BEGIN Data for the task
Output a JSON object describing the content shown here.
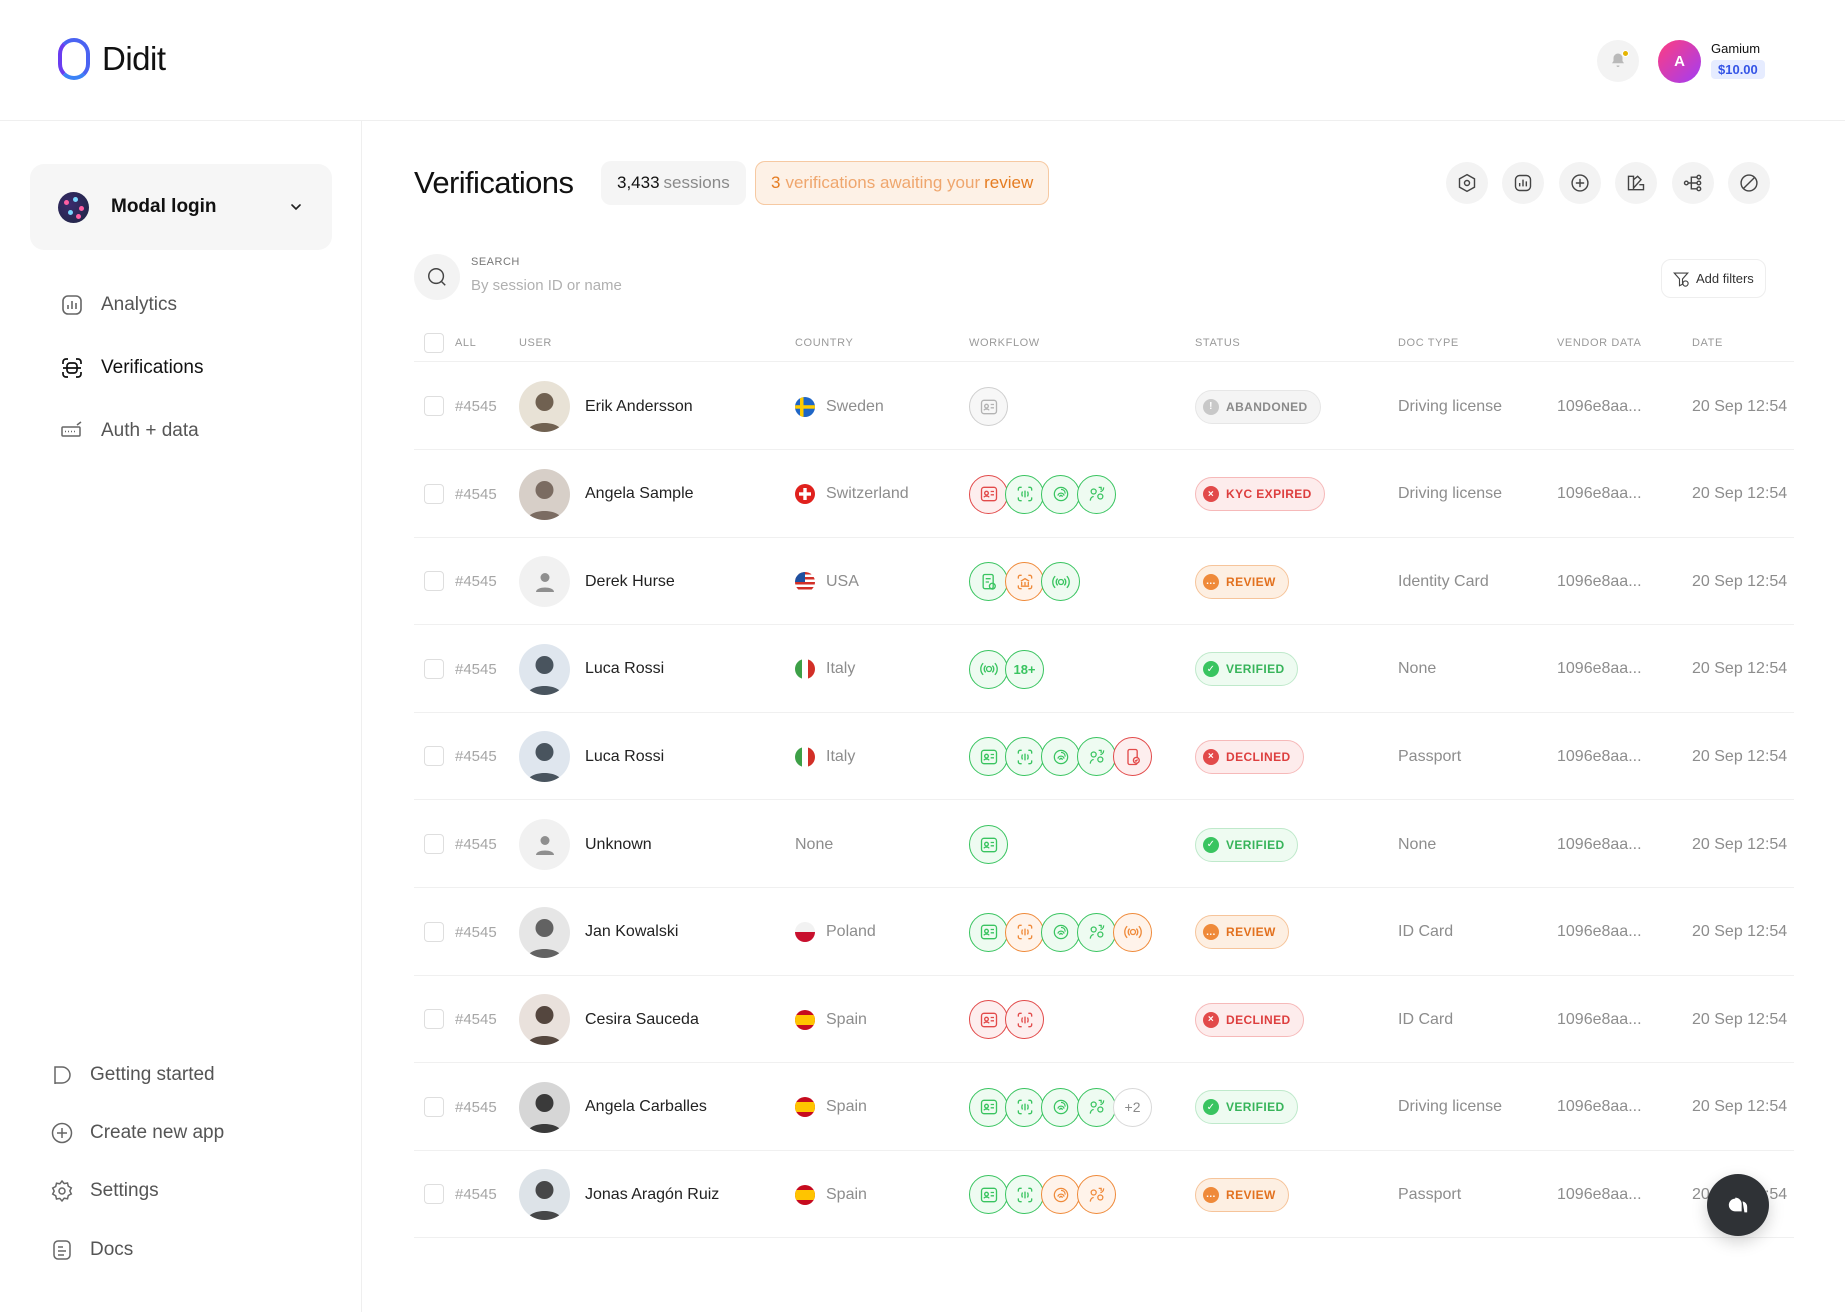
{
  "header": {
    "logo_text": "Didit",
    "account": {
      "avatar_letter": "A",
      "name": "Gamium",
      "balance": "$10.00"
    }
  },
  "sidebar": {
    "app_name": "Modal login",
    "nav": [
      {
        "label": "Analytics",
        "icon": "analytics-icon",
        "active": false
      },
      {
        "label": "Verifications",
        "icon": "verifications-icon",
        "active": true
      },
      {
        "label": "Auth + data",
        "icon": "auth-data-icon",
        "active": false
      }
    ],
    "bottom": [
      {
        "label": "Getting started",
        "icon": "flag-icon"
      },
      {
        "label": "Create new app",
        "icon": "plus-circle-icon"
      },
      {
        "label": "Settings",
        "icon": "gear-icon"
      },
      {
        "label": "Docs",
        "icon": "document-icon"
      }
    ]
  },
  "main": {
    "title": "Verifications",
    "sessions_count": "3,433",
    "sessions_label": "sessions",
    "review_count": "3",
    "review_text": "verifications awaiting your",
    "review_link": "review",
    "toolbar_icons": [
      "hexagon-settings-icon",
      "analytics-icon",
      "plus-circle-icon",
      "design-icon",
      "workflow-icon",
      "block-icon"
    ],
    "search": {
      "label": "SEARCH",
      "placeholder": "By session ID or name"
    },
    "add_filters": "Add filters"
  },
  "table": {
    "columns": {
      "all": "ALL",
      "user": "USER",
      "country": "COUNTRY",
      "workflow": "WORKFLOW",
      "status": "STATUS",
      "doc_type": "DOC TYPE",
      "vendor_data": "VENDOR DATA",
      "date": "DATE"
    },
    "rows": [
      {
        "id": "#4545",
        "name": "Erik Andersson",
        "country": "Sweden",
        "flag": "se",
        "status": "ABANDONED",
        "status_kind": "abandoned",
        "doc_type": "Driving license",
        "vendor": "1096e8aa...",
        "date": "20 Sep 12:54",
        "workflow": [
          {
            "c": "n",
            "i": "id"
          }
        ]
      },
      {
        "id": "#4545",
        "name": "Angela Sample",
        "country": "Switzerland",
        "flag": "ch",
        "status": "KYC EXPIRED",
        "status_kind": "expired",
        "doc_type": "Driving license",
        "vendor": "1096e8aa...",
        "date": "20 Sep 12:54",
        "workflow": [
          {
            "c": "r",
            "i": "id"
          },
          {
            "c": "g",
            "i": "face"
          },
          {
            "c": "g",
            "i": "finger"
          },
          {
            "c": "g",
            "i": "match"
          }
        ]
      },
      {
        "id": "#4545",
        "name": "Derek Hurse",
        "country": "USA",
        "flag": "us",
        "status": "REVIEW",
        "status_kind": "review",
        "doc_type": "Identity Card",
        "vendor": "1096e8aa...",
        "date": "20 Sep 12:54",
        "workflow": [
          {
            "c": "g",
            "i": "doc"
          },
          {
            "c": "o",
            "i": "bank"
          },
          {
            "c": "g",
            "i": "geo"
          }
        ]
      },
      {
        "id": "#4545",
        "name": "Luca Rossi",
        "country": "Italy",
        "flag": "it",
        "status": "VERIFIED",
        "status_kind": "verified",
        "doc_type": "None",
        "vendor": "1096e8aa...",
        "date": "20 Sep 12:54",
        "workflow": [
          {
            "c": "g",
            "i": "geo"
          },
          {
            "c": "g",
            "i": "text",
            "t": "18+"
          }
        ]
      },
      {
        "id": "#4545",
        "name": "Luca Rossi",
        "country": "Italy",
        "flag": "it",
        "status": "DECLINED",
        "status_kind": "declined",
        "doc_type": "Passport",
        "vendor": "1096e8aa...",
        "date": "20 Sep 12:54",
        "workflow": [
          {
            "c": "g",
            "i": "id"
          },
          {
            "c": "g",
            "i": "face"
          },
          {
            "c": "g",
            "i": "finger"
          },
          {
            "c": "g",
            "i": "match"
          },
          {
            "c": "r",
            "i": "phone"
          }
        ]
      },
      {
        "id": "#4545",
        "name": "Unknown",
        "country": "None",
        "flag": "",
        "status": "VERIFIED",
        "status_kind": "verified",
        "doc_type": "None",
        "vendor": "1096e8aa...",
        "date": "20 Sep 12:54",
        "workflow": [
          {
            "c": "g",
            "i": "id"
          }
        ]
      },
      {
        "id": "#4545",
        "name": "Jan Kowalski",
        "country": "Poland",
        "flag": "pl",
        "status": "REVIEW",
        "status_kind": "review",
        "doc_type": "ID Card",
        "vendor": "1096e8aa...",
        "date": "20 Sep 12:54",
        "workflow": [
          {
            "c": "g",
            "i": "id"
          },
          {
            "c": "o",
            "i": "face"
          },
          {
            "c": "g",
            "i": "finger"
          },
          {
            "c": "g",
            "i": "match"
          },
          {
            "c": "o",
            "i": "geo"
          }
        ]
      },
      {
        "id": "#4545",
        "name": "Cesira Sauceda",
        "country": "Spain",
        "flag": "es",
        "status": "DECLINED",
        "status_kind": "declined",
        "doc_type": "ID Card",
        "vendor": "1096e8aa...",
        "date": "20 Sep 12:54",
        "workflow": [
          {
            "c": "r",
            "i": "id"
          },
          {
            "c": "r",
            "i": "face"
          }
        ]
      },
      {
        "id": "#4545",
        "name": "Angela Carballes",
        "country": "Spain",
        "flag": "es",
        "status": "VERIFIED",
        "status_kind": "verified",
        "doc_type": "Driving license",
        "vendor": "1096e8aa...",
        "date": "20 Sep 12:54",
        "workflow": [
          {
            "c": "g",
            "i": "id"
          },
          {
            "c": "g",
            "i": "face"
          },
          {
            "c": "g",
            "i": "finger"
          },
          {
            "c": "g",
            "i": "match"
          },
          {
            "c": "more",
            "i": "text",
            "t": "+2"
          }
        ]
      },
      {
        "id": "#4545",
        "name": "Jonas Aragón Ruiz",
        "country": "Spain",
        "flag": "es",
        "status": "REVIEW",
        "status_kind": "review",
        "doc_type": "Passport",
        "vendor": "1096e8aa...",
        "date": "20 Sep 12:54",
        "workflow": [
          {
            "c": "g",
            "i": "id"
          },
          {
            "c": "g",
            "i": "face"
          },
          {
            "c": "o",
            "i": "finger"
          },
          {
            "c": "o",
            "i": "match"
          }
        ]
      }
    ]
  },
  "colors": {
    "brand": "#4a63f2",
    "verified": "#39c460",
    "declined": "#e24a4a",
    "review": "#ef8a3a",
    "neutral": "#b3b3b3"
  }
}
END Data for the task
● Aim
Copy the listing exactly. Any image in it stays out of the copy.

● Task response
Output a JSON object describing the content shown here.
{
  "header": {
    "logo_text": "Didit",
    "account": {
      "avatar_letter": "A",
      "name": "Gamium",
      "balance": "$10.00"
    }
  },
  "sidebar": {
    "app_name": "Modal login",
    "nav": [
      {
        "label": "Analytics",
        "icon": "analytics-icon",
        "active": false
      },
      {
        "label": "Verifications",
        "icon": "verifications-icon",
        "active": true
      },
      {
        "label": "Auth + data",
        "icon": "auth-data-icon",
        "active": false
      }
    ],
    "bottom": [
      {
        "label": "Getting started",
        "icon": "flag-icon"
      },
      {
        "label": "Create new app",
        "icon": "plus-circle-icon"
      },
      {
        "label": "Settings",
        "icon": "gear-icon"
      },
      {
        "label": "Docs",
        "icon": "document-icon"
      }
    ]
  },
  "main": {
    "title": "Verifications",
    "sessions_count": "3,433",
    "sessions_label": "sessions",
    "review_count": "3",
    "review_text": "verifications awaiting your",
    "review_link": "review",
    "toolbar_icons": [
      "hexagon-settings-icon",
      "analytics-icon",
      "plus-circle-icon",
      "design-icon",
      "workflow-icon",
      "block-icon"
    ],
    "search": {
      "label": "SEARCH",
      "placeholder": "By session ID or name"
    },
    "add_filters": "Add filters"
  },
  "table": {
    "columns": {
      "all": "ALL",
      "user": "USER",
      "country": "COUNTRY",
      "workflow": "WORKFLOW",
      "status": "STATUS",
      "doc_type": "DOC TYPE",
      "vendor_data": "VENDOR DATA",
      "date": "DATE"
    },
    "rows": [
      {
        "id": "#4545",
        "name": "Erik Andersson",
        "country": "Sweden",
        "flag": "se",
        "status": "ABANDONED",
        "status_kind": "abandoned",
        "doc_type": "Driving license",
        "vendor": "1096e8aa...",
        "date": "20 Sep 12:54",
        "workflow": [
          {
            "c": "n",
            "i": "id"
          }
        ]
      },
      {
        "id": "#4545",
        "name": "Angela Sample",
        "country": "Switzerland",
        "flag": "ch",
        "status": "KYC EXPIRED",
        "status_kind": "expired",
        "doc_type": "Driving license",
        "vendor": "1096e8aa...",
        "date": "20 Sep 12:54",
        "workflow": [
          {
            "c": "r",
            "i": "id"
          },
          {
            "c": "g",
            "i": "face"
          },
          {
            "c": "g",
            "i": "finger"
          },
          {
            "c": "g",
            "i": "match"
          }
        ]
      },
      {
        "id": "#4545",
        "name": "Derek Hurse",
        "country": "USA",
        "flag": "us",
        "status": "REVIEW",
        "status_kind": "review",
        "doc_type": "Identity Card",
        "vendor": "1096e8aa...",
        "date": "20 Sep 12:54",
        "workflow": [
          {
            "c": "g",
            "i": "doc"
          },
          {
            "c": "o",
            "i": "bank"
          },
          {
            "c": "g",
            "i": "geo"
          }
        ]
      },
      {
        "id": "#4545",
        "name": "Luca Rossi",
        "country": "Italy",
        "flag": "it",
        "status": "VERIFIED",
        "status_kind": "verified",
        "doc_type": "None",
        "vendor": "1096e8aa...",
        "date": "20 Sep 12:54",
        "workflow": [
          {
            "c": "g",
            "i": "geo"
          },
          {
            "c": "g",
            "i": "text",
            "t": "18+"
          }
        ]
      },
      {
        "id": "#4545",
        "name": "Luca Rossi",
        "country": "Italy",
        "flag": "it",
        "status": "DECLINED",
        "status_kind": "declined",
        "doc_type": "Passport",
        "vendor": "1096e8aa...",
        "date": "20 Sep 12:54",
        "workflow": [
          {
            "c": "g",
            "i": "id"
          },
          {
            "c": "g",
            "i": "face"
          },
          {
            "c": "g",
            "i": "finger"
          },
          {
            "c": "g",
            "i": "match"
          },
          {
            "c": "r",
            "i": "phone"
          }
        ]
      },
      {
        "id": "#4545",
        "name": "Unknown",
        "country": "None",
        "flag": "",
        "status": "VERIFIED",
        "status_kind": "verified",
        "doc_type": "None",
        "vendor": "1096e8aa...",
        "date": "20 Sep 12:54",
        "workflow": [
          {
            "c": "g",
            "i": "id"
          }
        ]
      },
      {
        "id": "#4545",
        "name": "Jan Kowalski",
        "country": "Poland",
        "flag": "pl",
        "status": "REVIEW",
        "status_kind": "review",
        "doc_type": "ID Card",
        "vendor": "1096e8aa...",
        "date": "20 Sep 12:54",
        "workflow": [
          {
            "c": "g",
            "i": "id"
          },
          {
            "c": "o",
            "i": "face"
          },
          {
            "c": "g",
            "i": "finger"
          },
          {
            "c": "g",
            "i": "match"
          },
          {
            "c": "o",
            "i": "geo"
          }
        ]
      },
      {
        "id": "#4545",
        "name": "Cesira Sauceda",
        "country": "Spain",
        "flag": "es",
        "status": "DECLINED",
        "status_kind": "declined",
        "doc_type": "ID Card",
        "vendor": "1096e8aa...",
        "date": "20 Sep 12:54",
        "workflow": [
          {
            "c": "r",
            "i": "id"
          },
          {
            "c": "r",
            "i": "face"
          }
        ]
      },
      {
        "id": "#4545",
        "name": "Angela Carballes",
        "country": "Spain",
        "flag": "es",
        "status": "VERIFIED",
        "status_kind": "verified",
        "doc_type": "Driving license",
        "vendor": "1096e8aa...",
        "date": "20 Sep 12:54",
        "workflow": [
          {
            "c": "g",
            "i": "id"
          },
          {
            "c": "g",
            "i": "face"
          },
          {
            "c": "g",
            "i": "finger"
          },
          {
            "c": "g",
            "i": "match"
          },
          {
            "c": "more",
            "i": "text",
            "t": "+2"
          }
        ]
      },
      {
        "id": "#4545",
        "name": "Jonas Aragón Ruiz",
        "country": "Spain",
        "flag": "es",
        "status": "REVIEW",
        "status_kind": "review",
        "doc_type": "Passport",
        "vendor": "1096e8aa...",
        "date": "20 Sep 12:54",
        "workflow": [
          {
            "c": "g",
            "i": "id"
          },
          {
            "c": "g",
            "i": "face"
          },
          {
            "c": "o",
            "i": "finger"
          },
          {
            "c": "o",
            "i": "match"
          }
        ]
      }
    ]
  },
  "colors": {
    "brand": "#4a63f2",
    "verified": "#39c460",
    "declined": "#e24a4a",
    "review": "#ef8a3a",
    "neutral": "#b3b3b3"
  }
}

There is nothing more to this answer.